- _YOUR GOAL_
Revise every line of the items from the start down through the line containing "comment-icon (321, 269, 375, 323)", putting "comment-caption" wherever "comment-label" appears and leaving everything else unchanged. Return only those lines.

- _RECORDS SHOWN_

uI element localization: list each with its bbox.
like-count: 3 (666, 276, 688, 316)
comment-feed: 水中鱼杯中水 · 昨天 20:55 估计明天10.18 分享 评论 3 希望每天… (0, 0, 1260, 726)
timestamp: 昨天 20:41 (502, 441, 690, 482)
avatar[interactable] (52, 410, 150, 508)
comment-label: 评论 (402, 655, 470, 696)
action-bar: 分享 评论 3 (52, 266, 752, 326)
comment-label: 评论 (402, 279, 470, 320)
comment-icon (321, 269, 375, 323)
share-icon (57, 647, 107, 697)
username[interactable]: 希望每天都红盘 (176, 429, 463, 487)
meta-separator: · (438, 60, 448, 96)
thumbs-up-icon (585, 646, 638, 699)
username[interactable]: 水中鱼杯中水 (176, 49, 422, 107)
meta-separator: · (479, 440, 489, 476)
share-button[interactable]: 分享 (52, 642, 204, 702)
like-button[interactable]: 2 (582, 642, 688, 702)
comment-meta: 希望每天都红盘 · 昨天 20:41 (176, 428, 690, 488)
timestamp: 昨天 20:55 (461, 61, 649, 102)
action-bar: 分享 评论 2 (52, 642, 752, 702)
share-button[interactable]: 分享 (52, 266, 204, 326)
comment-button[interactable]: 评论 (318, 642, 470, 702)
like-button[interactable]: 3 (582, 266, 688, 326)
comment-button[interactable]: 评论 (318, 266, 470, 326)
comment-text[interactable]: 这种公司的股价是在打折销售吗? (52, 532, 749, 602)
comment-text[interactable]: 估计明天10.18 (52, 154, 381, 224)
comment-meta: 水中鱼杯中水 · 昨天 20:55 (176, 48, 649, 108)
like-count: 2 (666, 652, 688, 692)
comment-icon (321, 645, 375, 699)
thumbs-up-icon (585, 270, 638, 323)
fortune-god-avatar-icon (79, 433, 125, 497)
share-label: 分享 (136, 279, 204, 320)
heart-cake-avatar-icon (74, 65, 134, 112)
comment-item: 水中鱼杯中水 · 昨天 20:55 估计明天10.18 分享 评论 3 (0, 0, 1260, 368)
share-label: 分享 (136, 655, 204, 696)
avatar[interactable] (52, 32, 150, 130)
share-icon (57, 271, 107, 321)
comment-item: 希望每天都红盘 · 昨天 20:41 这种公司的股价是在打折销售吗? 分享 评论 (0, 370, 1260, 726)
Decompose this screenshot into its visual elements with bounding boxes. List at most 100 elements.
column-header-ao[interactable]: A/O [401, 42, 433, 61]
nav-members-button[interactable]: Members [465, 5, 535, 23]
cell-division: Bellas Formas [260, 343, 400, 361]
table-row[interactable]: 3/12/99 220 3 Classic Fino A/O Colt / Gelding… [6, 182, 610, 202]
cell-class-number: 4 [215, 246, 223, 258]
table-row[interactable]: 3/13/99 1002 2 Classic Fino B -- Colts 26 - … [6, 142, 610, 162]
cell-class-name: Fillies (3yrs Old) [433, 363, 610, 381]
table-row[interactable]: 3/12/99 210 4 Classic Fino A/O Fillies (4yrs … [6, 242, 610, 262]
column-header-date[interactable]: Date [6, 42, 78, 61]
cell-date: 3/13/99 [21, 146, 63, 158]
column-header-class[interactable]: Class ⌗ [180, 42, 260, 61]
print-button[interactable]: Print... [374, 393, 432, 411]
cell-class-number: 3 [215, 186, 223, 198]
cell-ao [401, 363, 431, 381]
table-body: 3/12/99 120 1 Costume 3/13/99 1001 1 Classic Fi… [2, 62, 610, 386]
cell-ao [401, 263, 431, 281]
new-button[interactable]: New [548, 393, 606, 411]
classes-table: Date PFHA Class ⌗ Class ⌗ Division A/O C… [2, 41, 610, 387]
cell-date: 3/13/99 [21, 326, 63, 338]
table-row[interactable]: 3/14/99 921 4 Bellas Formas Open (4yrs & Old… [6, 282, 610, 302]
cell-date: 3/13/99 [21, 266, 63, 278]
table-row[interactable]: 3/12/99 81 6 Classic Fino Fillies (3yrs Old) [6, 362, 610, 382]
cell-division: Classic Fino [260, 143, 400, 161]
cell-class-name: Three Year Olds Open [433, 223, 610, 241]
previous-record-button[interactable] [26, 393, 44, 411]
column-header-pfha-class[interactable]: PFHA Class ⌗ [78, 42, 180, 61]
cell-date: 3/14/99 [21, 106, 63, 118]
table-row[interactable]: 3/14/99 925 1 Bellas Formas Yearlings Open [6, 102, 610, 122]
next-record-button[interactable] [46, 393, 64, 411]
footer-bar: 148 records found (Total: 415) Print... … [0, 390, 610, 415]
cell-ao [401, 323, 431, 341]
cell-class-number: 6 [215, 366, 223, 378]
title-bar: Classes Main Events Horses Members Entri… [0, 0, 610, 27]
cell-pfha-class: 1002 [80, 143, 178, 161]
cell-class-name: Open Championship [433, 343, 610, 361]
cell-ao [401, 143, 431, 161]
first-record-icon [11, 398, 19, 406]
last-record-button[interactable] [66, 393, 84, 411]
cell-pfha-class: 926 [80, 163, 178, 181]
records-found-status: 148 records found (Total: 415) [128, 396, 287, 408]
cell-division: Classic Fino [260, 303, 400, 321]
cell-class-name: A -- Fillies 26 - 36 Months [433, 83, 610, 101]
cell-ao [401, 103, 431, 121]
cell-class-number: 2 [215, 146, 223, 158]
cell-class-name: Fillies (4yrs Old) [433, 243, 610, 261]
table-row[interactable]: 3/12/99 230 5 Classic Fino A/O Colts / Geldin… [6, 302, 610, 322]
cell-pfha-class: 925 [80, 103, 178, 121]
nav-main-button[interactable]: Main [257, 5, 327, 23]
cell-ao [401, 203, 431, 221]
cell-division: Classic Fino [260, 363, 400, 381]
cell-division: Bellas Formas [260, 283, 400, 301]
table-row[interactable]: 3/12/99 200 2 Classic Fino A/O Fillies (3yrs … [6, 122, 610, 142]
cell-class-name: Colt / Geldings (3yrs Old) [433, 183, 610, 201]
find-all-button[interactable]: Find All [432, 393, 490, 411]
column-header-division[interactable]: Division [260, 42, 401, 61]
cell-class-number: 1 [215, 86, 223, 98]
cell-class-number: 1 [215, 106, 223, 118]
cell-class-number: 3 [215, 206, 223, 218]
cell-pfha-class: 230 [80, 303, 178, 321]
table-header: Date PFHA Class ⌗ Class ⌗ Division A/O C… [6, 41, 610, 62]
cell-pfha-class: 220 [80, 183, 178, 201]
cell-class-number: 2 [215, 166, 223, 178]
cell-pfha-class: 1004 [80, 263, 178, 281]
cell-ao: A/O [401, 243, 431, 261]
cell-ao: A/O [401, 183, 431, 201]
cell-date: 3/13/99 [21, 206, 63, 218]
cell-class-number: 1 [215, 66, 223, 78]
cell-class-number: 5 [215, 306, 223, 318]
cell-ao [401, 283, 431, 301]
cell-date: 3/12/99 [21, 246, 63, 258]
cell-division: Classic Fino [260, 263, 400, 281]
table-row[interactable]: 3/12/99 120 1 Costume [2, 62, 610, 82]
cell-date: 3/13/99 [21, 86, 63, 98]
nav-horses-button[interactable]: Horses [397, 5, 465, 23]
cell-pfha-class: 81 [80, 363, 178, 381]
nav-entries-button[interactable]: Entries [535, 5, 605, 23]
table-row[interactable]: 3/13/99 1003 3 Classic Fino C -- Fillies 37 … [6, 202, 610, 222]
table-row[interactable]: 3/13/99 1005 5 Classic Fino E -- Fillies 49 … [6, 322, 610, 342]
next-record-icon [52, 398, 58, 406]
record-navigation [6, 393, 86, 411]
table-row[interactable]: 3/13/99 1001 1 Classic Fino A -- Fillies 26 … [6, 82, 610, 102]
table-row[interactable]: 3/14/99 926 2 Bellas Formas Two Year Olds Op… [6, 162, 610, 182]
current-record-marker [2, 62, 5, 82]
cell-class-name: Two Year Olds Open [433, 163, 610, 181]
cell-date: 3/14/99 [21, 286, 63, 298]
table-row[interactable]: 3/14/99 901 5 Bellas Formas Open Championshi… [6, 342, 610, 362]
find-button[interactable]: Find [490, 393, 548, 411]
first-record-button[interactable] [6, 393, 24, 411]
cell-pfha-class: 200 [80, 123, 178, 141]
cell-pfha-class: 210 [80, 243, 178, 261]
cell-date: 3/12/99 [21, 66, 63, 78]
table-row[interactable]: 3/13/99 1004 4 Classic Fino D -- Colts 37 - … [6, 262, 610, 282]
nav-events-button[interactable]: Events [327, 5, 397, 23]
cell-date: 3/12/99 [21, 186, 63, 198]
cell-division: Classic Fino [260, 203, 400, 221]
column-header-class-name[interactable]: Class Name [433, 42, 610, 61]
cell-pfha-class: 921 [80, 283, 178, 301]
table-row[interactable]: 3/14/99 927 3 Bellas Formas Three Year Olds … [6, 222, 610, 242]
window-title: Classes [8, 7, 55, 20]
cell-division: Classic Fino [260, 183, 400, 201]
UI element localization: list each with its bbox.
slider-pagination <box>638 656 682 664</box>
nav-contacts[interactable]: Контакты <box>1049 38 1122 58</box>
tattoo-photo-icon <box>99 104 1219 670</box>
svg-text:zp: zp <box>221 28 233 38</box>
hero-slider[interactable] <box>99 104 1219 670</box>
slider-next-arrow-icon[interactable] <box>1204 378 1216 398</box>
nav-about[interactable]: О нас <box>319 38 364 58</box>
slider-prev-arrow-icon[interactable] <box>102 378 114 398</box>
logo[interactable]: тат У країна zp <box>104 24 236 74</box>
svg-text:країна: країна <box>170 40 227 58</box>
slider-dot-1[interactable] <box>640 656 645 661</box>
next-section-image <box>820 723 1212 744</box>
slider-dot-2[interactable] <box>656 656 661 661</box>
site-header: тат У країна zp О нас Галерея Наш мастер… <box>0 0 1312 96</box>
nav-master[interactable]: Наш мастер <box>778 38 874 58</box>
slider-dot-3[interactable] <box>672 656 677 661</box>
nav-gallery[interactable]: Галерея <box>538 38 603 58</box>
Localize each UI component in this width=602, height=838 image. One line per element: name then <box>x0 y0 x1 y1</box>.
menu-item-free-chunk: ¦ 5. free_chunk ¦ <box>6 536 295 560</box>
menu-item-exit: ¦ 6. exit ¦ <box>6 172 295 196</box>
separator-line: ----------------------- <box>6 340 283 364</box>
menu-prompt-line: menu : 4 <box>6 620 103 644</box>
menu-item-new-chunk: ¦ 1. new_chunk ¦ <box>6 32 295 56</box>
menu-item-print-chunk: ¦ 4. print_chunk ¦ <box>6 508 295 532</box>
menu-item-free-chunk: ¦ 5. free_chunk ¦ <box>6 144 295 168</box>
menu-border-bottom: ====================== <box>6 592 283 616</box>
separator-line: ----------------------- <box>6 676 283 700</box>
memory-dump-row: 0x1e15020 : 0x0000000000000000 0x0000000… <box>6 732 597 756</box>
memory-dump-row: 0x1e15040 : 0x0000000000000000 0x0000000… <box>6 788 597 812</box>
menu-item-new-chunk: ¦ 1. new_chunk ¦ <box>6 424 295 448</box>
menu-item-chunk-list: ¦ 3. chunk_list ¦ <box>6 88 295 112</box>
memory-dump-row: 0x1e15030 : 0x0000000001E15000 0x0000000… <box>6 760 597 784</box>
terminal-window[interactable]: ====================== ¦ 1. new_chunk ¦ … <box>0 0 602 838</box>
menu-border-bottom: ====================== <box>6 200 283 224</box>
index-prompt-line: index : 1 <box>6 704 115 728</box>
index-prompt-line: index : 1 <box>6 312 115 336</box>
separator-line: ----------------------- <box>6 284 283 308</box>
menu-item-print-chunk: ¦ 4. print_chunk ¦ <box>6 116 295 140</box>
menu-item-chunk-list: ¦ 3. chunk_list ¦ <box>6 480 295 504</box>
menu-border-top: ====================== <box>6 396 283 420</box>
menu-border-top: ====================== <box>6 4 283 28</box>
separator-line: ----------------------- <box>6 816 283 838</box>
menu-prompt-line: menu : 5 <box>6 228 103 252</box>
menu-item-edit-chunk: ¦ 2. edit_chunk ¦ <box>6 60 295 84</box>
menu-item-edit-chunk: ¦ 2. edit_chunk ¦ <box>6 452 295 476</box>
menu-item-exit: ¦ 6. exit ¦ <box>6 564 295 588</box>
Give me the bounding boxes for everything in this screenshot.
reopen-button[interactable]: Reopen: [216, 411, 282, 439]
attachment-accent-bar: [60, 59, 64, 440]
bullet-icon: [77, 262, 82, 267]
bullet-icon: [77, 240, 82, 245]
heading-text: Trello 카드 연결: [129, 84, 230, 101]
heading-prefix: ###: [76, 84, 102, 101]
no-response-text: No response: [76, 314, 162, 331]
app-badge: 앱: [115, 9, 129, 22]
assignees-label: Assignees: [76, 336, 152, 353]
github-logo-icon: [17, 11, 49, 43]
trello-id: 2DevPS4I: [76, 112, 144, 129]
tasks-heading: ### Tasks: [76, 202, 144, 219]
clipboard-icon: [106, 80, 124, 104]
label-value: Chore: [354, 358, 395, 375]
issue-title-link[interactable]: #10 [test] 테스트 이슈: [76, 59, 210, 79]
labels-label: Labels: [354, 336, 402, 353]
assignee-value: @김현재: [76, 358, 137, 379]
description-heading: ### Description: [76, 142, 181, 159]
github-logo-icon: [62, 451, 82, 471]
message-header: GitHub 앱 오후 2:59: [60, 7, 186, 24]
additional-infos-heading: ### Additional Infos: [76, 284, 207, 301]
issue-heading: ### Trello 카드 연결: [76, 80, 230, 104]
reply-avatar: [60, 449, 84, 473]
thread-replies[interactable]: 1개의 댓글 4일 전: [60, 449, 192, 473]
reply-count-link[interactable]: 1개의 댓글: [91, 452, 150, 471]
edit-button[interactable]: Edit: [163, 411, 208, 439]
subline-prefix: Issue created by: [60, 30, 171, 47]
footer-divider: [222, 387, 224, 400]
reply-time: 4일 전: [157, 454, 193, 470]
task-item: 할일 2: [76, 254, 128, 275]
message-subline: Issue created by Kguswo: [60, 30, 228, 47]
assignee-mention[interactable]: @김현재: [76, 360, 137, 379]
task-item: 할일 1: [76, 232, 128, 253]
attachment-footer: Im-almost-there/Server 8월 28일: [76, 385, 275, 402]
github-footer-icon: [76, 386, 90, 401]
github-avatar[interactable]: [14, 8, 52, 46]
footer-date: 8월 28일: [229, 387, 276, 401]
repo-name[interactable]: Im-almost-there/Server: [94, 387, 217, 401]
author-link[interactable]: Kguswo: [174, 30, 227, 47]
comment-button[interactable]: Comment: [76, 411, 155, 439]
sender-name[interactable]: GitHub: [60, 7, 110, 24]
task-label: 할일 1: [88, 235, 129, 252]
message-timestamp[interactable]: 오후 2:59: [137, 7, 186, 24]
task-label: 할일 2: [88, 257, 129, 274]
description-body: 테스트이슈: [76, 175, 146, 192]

- _SOLUTION BELOW_
uI element localization: list each with its bbox.
like-count: 3 (666, 276, 688, 316)
comment-feed: 水中鱼杯中水 · 昨天 20:55 估计明天10.18 分享 评论 3 希望每天… (0, 0, 1260, 726)
timestamp: 昨天 20:41 (502, 441, 690, 482)
avatar[interactable] (52, 410, 150, 508)
comment-caption: 评论 (402, 655, 470, 696)
action-bar: 分享 评论 3 (52, 266, 752, 326)
comment-caption: 评论 (402, 279, 470, 320)
comment-icon (321, 269, 375, 323)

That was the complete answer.